* [Stated task]: Filter the records below down to lines containing "Save".

[BEGIN]

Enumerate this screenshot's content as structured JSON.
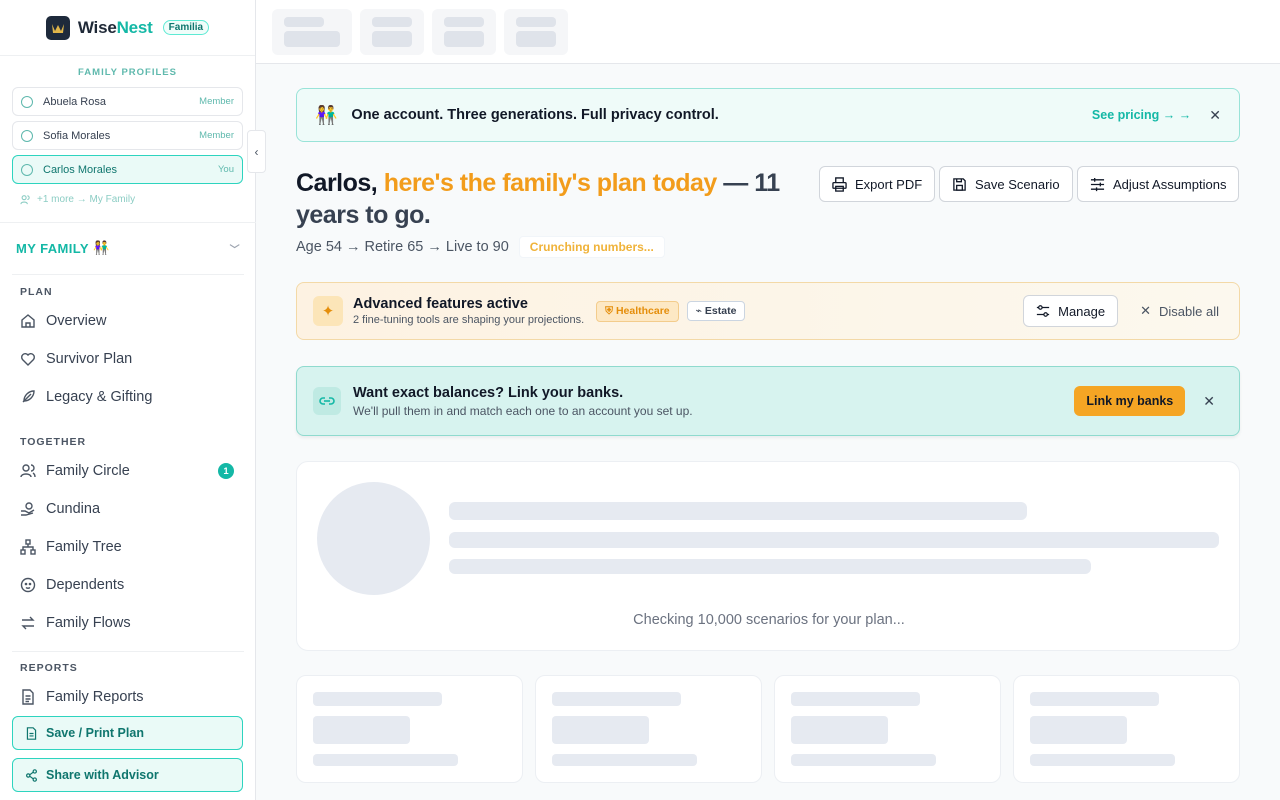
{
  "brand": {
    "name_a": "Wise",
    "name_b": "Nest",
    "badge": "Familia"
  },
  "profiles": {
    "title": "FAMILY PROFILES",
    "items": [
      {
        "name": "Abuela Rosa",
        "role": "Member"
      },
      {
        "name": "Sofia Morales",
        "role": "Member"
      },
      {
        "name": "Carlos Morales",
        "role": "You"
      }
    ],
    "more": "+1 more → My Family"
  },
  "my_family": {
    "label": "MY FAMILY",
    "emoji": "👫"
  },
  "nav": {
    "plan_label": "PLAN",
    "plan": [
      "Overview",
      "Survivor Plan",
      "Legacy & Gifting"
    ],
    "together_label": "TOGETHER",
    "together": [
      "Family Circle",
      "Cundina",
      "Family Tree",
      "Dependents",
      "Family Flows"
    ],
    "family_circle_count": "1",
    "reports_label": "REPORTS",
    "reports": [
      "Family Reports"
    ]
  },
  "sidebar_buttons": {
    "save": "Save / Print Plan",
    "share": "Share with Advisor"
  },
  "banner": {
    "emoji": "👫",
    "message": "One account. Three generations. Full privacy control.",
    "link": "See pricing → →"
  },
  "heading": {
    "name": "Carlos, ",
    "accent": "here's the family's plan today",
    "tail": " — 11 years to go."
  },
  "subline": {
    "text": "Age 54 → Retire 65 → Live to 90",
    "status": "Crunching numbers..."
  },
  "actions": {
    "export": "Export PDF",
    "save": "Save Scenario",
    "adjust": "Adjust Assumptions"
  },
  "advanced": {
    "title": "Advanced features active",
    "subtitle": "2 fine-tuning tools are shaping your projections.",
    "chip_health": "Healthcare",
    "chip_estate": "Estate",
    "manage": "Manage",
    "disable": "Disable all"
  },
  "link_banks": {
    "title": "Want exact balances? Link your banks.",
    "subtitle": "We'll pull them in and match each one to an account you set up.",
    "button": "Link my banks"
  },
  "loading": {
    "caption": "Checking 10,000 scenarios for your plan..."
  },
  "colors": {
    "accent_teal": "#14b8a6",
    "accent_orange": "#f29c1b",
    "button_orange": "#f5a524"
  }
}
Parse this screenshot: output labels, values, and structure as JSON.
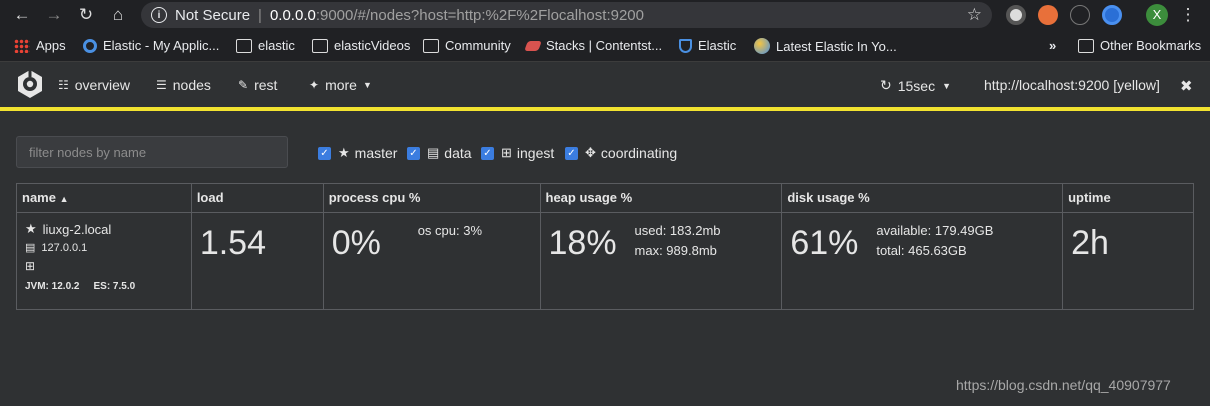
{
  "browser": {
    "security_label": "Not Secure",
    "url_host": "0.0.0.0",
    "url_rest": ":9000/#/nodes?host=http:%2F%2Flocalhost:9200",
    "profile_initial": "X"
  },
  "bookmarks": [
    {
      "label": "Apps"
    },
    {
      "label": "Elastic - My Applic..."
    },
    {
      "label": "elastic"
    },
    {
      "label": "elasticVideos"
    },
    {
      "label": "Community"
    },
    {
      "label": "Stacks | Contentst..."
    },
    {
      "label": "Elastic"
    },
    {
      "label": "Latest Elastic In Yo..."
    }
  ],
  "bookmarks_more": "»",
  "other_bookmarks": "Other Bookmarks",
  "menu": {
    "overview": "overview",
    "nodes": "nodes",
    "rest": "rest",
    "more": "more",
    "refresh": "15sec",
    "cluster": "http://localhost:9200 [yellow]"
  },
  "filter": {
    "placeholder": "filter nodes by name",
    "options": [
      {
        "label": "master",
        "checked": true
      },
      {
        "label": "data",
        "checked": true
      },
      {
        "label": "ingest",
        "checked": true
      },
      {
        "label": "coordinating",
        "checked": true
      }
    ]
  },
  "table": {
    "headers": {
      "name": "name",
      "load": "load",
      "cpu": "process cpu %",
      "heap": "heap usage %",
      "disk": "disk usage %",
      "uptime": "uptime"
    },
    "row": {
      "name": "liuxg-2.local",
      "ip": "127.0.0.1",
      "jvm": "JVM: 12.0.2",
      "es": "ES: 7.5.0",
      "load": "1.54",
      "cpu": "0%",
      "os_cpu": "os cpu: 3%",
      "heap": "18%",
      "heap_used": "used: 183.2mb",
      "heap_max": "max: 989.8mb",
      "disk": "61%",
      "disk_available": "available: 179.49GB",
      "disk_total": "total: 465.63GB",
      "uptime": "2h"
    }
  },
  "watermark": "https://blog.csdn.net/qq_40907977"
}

[END]

* [Task solution]:
    "save": "Save / Print Plan",
    "save": "Save Scenario",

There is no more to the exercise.